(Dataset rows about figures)

* * * * * * *

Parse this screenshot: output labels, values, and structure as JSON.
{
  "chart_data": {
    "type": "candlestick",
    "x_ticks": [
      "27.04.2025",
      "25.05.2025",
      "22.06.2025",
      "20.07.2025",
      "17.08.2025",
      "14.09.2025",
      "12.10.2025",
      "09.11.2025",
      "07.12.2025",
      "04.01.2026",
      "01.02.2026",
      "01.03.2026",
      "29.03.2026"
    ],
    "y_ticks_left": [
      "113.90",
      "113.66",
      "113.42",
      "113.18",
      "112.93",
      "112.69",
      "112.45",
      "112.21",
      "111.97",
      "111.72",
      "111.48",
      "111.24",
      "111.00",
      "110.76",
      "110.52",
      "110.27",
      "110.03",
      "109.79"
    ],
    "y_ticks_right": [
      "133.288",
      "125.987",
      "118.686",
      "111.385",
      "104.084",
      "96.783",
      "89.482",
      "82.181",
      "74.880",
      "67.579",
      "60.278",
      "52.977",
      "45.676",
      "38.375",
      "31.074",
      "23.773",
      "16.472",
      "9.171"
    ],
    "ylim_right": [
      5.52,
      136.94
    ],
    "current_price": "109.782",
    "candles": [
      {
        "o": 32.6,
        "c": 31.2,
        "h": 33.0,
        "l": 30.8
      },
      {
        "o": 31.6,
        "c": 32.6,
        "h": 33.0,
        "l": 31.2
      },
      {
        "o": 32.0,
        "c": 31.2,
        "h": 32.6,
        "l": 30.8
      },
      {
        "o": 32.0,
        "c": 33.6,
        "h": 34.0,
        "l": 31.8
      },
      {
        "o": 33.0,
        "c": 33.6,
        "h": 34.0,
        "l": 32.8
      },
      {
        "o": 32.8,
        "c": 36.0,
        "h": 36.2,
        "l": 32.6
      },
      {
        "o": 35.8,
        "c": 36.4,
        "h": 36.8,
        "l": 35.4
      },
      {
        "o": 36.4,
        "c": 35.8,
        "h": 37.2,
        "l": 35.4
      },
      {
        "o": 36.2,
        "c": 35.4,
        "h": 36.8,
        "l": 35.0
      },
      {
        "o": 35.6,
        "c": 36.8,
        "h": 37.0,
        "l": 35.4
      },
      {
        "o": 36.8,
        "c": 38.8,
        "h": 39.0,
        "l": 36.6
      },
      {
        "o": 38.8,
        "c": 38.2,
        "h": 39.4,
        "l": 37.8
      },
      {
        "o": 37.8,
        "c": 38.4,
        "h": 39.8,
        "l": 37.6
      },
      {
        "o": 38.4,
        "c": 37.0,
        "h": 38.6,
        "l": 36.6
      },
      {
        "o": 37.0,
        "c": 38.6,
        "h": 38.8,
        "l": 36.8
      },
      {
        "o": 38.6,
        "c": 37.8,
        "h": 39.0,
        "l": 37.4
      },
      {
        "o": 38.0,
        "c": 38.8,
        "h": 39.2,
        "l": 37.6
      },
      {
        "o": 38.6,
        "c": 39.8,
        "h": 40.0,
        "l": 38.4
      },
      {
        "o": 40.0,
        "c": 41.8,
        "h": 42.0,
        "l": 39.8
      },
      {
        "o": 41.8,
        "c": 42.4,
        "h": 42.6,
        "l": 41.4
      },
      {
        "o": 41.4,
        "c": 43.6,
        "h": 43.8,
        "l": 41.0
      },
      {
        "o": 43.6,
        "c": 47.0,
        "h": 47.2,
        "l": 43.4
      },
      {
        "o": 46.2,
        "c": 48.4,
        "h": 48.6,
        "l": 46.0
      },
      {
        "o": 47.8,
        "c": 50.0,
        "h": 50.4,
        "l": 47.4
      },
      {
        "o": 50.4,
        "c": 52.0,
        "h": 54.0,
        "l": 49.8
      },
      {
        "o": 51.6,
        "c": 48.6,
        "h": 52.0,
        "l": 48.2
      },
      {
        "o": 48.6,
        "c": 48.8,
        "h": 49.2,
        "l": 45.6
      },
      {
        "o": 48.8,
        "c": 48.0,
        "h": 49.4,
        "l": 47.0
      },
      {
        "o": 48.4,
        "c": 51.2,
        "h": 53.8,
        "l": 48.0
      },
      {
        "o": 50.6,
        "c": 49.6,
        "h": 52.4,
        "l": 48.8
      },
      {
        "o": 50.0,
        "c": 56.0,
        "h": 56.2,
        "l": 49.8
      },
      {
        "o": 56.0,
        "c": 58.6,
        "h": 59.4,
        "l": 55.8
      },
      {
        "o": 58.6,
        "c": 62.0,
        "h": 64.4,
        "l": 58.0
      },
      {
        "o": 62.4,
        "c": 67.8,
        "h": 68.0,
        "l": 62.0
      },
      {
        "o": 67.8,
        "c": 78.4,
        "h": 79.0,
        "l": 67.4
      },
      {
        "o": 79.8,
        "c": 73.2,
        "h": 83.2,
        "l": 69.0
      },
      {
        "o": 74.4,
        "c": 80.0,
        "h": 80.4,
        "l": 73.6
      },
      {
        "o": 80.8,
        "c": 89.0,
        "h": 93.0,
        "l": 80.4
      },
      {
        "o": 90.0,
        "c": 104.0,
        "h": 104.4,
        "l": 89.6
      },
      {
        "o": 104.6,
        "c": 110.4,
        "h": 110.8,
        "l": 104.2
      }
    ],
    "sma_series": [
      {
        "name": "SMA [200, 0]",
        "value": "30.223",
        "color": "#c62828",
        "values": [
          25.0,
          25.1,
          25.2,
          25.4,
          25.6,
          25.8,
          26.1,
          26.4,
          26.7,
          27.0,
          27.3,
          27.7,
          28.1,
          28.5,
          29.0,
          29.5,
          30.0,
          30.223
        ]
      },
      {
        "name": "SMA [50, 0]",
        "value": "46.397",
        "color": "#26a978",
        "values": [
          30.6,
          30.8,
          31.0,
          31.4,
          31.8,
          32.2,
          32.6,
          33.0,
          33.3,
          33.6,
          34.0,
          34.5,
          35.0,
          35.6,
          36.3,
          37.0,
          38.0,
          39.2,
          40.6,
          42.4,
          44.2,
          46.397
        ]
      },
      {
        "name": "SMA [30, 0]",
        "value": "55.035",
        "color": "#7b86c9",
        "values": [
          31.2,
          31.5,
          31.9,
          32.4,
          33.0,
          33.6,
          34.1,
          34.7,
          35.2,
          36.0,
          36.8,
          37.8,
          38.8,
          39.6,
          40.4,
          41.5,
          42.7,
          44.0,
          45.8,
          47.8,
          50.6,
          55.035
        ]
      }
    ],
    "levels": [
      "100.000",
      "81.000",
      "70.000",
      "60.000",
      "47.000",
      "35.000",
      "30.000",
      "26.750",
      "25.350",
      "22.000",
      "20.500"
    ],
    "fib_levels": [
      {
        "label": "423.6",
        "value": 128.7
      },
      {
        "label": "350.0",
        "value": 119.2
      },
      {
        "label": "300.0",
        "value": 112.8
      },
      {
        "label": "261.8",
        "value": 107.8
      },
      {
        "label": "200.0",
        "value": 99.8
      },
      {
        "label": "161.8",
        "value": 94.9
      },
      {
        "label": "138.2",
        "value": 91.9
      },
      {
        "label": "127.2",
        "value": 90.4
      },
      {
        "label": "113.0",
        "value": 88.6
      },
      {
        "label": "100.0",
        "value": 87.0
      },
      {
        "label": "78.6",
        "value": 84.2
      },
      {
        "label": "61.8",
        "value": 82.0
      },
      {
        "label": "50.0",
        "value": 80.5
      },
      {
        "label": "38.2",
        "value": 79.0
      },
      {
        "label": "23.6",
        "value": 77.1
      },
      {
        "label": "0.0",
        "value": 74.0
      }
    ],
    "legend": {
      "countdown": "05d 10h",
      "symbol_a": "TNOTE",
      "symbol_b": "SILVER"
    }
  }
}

* * * * * * *

# OBJECTIVE
What is needed here is an exact reproduction of all the entries.

# RESPONSE BELOW
Parse this screenshot: output labels, values, and structure as JSON.
{
  "chart_data": {
    "type": "candlestick",
    "x_ticks": [
      "27.04.2025",
      "25.05.2025",
      "22.06.2025",
      "20.07.2025",
      "17.08.2025",
      "14.09.2025",
      "12.10.2025",
      "09.11.2025",
      "07.12.2025",
      "04.01.2026",
      "01.02.2026",
      "01.03.2026",
      "29.03.2026"
    ],
    "y_ticks_left": [
      "113.90",
      "113.66",
      "113.42",
      "113.18",
      "112.93",
      "112.69",
      "112.45",
      "112.21",
      "111.97",
      "111.72",
      "111.48",
      "111.24",
      "111.00",
      "110.76",
      "110.52",
      "110.27",
      "110.03",
      "109.79"
    ],
    "y_ticks_right": [
      "133.288",
      "125.987",
      "118.686",
      "111.385",
      "104.084",
      "96.783",
      "89.482",
      "82.181",
      "74.880",
      "67.579",
      "60.278",
      "52.977",
      "45.676",
      "38.375",
      "31.074",
      "23.773",
      "16.472",
      "9.171"
    ],
    "ylim_right": [
      5.52,
      136.94
    ],
    "current_price": "109.782",
    "candles": [
      {
        "o": 32.6,
        "c": 31.2,
        "h": 33.0,
        "l": 30.8
      },
      {
        "o": 31.6,
        "c": 32.6,
        "h": 33.0,
        "l": 31.2
      },
      {
        "o": 32.0,
        "c": 31.2,
        "h": 32.6,
        "l": 30.8
      },
      {
        "o": 32.0,
        "c": 33.6,
        "h": 34.0,
        "l": 31.8
      },
      {
        "o": 33.0,
        "c": 33.6,
        "h": 34.0,
        "l": 32.8
      },
      {
        "o": 32.8,
        "c": 36.0,
        "h": 36.2,
        "l": 32.6
      },
      {
        "o": 35.8,
        "c": 36.4,
        "h": 36.8,
        "l": 35.4
      },
      {
        "o": 36.4,
        "c": 35.8,
        "h": 37.2,
        "l": 35.4
      },
      {
        "o": 36.2,
        "c": 35.4,
        "h": 36.8,
        "l": 35.0
      },
      {
        "o": 35.6,
        "c": 36.8,
        "h": 37.0,
        "l": 35.4
      },
      {
        "o": 36.8,
        "c": 38.8,
        "h": 39.0,
        "l": 36.6
      },
      {
        "o": 38.8,
        "c": 38.2,
        "h": 39.4,
        "l": 37.8
      },
      {
        "o": 37.8,
        "c": 38.4,
        "h": 39.8,
        "l": 37.6
      },
      {
        "o": 38.4,
        "c": 37.0,
        "h": 38.6,
        "l": 36.6
      },
      {
        "o": 37.0,
        "c": 38.6,
        "h": 38.8,
        "l": 36.8
      },
      {
        "o": 38.6,
        "c": 37.8,
        "h": 39.0,
        "l": 37.4
      },
      {
        "o": 38.0,
        "c": 38.8,
        "h": 39.2,
        "l": 37.6
      },
      {
        "o": 38.6,
        "c": 39.8,
        "h": 40.0,
        "l": 38.4
      },
      {
        "o": 40.0,
        "c": 41.8,
        "h": 42.0,
        "l": 39.8
      },
      {
        "o": 41.8,
        "c": 42.4,
        "h": 42.6,
        "l": 41.4
      },
      {
        "o": 41.4,
        "c": 43.6,
        "h": 43.8,
        "l": 41.0
      },
      {
        "o": 43.6,
        "c": 47.0,
        "h": 47.2,
        "l": 43.4
      },
      {
        "o": 46.2,
        "c": 48.4,
        "h": 48.6,
        "l": 46.0
      },
      {
        "o": 47.8,
        "c": 50.0,
        "h": 50.4,
        "l": 47.4
      },
      {
        "o": 50.4,
        "c": 52.0,
        "h": 54.0,
        "l": 49.8
      },
      {
        "o": 51.6,
        "c": 48.6,
        "h": 52.0,
        "l": 48.2
      },
      {
        "o": 48.6,
        "c": 48.8,
        "h": 49.2,
        "l": 45.6
      },
      {
        "o": 48.8,
        "c": 48.0,
        "h": 49.4,
        "l": 47.0
      },
      {
        "o": 48.4,
        "c": 51.2,
        "h": 53.8,
        "l": 48.0
      },
      {
        "o": 50.6,
        "c": 49.6,
        "h": 52.4,
        "l": 48.8
      },
      {
        "o": 50.0,
        "c": 56.0,
        "h": 56.2,
        "l": 49.8
      },
      {
        "o": 56.0,
        "c": 58.6,
        "h": 59.4,
        "l": 55.8
      },
      {
        "o": 58.6,
        "c": 62.0,
        "h": 64.4,
        "l": 58.0
      },
      {
        "o": 62.4,
        "c": 67.8,
        "h": 68.0,
        "l": 62.0
      },
      {
        "o": 67.8,
        "c": 78.4,
        "h": 79.0,
        "l": 67.4
      },
      {
        "o": 79.8,
        "c": 73.2,
        "h": 83.2,
        "l": 69.0
      },
      {
        "o": 74.4,
        "c": 80.0,
        "h": 80.4,
        "l": 73.6
      },
      {
        "o": 80.8,
        "c": 89.0,
        "h": 93.0,
        "l": 80.4
      },
      {
        "o": 90.0,
        "c": 104.0,
        "h": 104.4,
        "l": 89.6
      },
      {
        "o": 104.6,
        "c": 110.4,
        "h": 110.8,
        "l": 104.2
      }
    ],
    "sma_series": [
      {
        "name": "SMA [200, 0]",
        "value": "30.223",
        "color": "#c62828",
        "values": [
          25.0,
          25.1,
          25.2,
          25.4,
          25.6,
          25.8,
          26.1,
          26.4,
          26.7,
          27.0,
          27.3,
          27.7,
          28.1,
          28.5,
          29.0,
          29.5,
          30.0,
          30.223
        ]
      },
      {
        "name": "SMA [50, 0]",
        "value": "46.397",
        "color": "#26a978",
        "values": [
          30.6,
          30.8,
          31.0,
          31.4,
          31.8,
          32.2,
          32.6,
          33.0,
          33.3,
          33.6,
          34.0,
          34.5,
          35.0,
          35.6,
          36.3,
          37.0,
          38.0,
          39.2,
          40.6,
          42.4,
          44.2,
          46.397
        ]
      },
      {
        "name": "SMA [30, 0]",
        "value": "55.035",
        "color": "#7b86c9",
        "values": [
          31.2,
          31.5,
          31.9,
          32.4,
          33.0,
          33.6,
          34.1,
          34.7,
          35.2,
          36.0,
          36.8,
          37.8,
          38.8,
          39.6,
          40.4,
          41.5,
          42.7,
          44.0,
          45.8,
          47.8,
          50.6,
          55.035
        ]
      }
    ],
    "levels": [
      "100.000",
      "81.000",
      "70.000",
      "60.000",
      "47.000",
      "35.000",
      "30.000",
      "26.750",
      "25.350",
      "22.000",
      "20.500"
    ],
    "fib_levels": [
      {
        "label": "423.6",
        "value": 128.7
      },
      {
        "label": "350.0",
        "value": 119.2
      },
      {
        "label": "300.0",
        "value": 112.8
      },
      {
        "label": "261.8",
        "value": 107.8
      },
      {
        "label": "200.0",
        "value": 99.8
      },
      {
        "label": "161.8",
        "value": 94.9
      },
      {
        "label": "138.2",
        "value": 91.9
      },
      {
        "label": "127.2",
        "value": 90.4
      },
      {
        "label": "113.0",
        "value": 88.6
      },
      {
        "label": "100.0",
        "value": 87.0
      },
      {
        "label": "78.6",
        "value": 84.2
      },
      {
        "label": "61.8",
        "value": 82.0
      },
      {
        "label": "50.0",
        "value": 80.5
      },
      {
        "label": "38.2",
        "value": 79.0
      },
      {
        "label": "23.6",
        "value": 77.1
      },
      {
        "label": "0.0",
        "value": 74.0
      }
    ],
    "legend": {
      "countdown": "05d 10h",
      "symbol_a": "TNOTE",
      "symbol_b": "SILVER"
    }
  }
}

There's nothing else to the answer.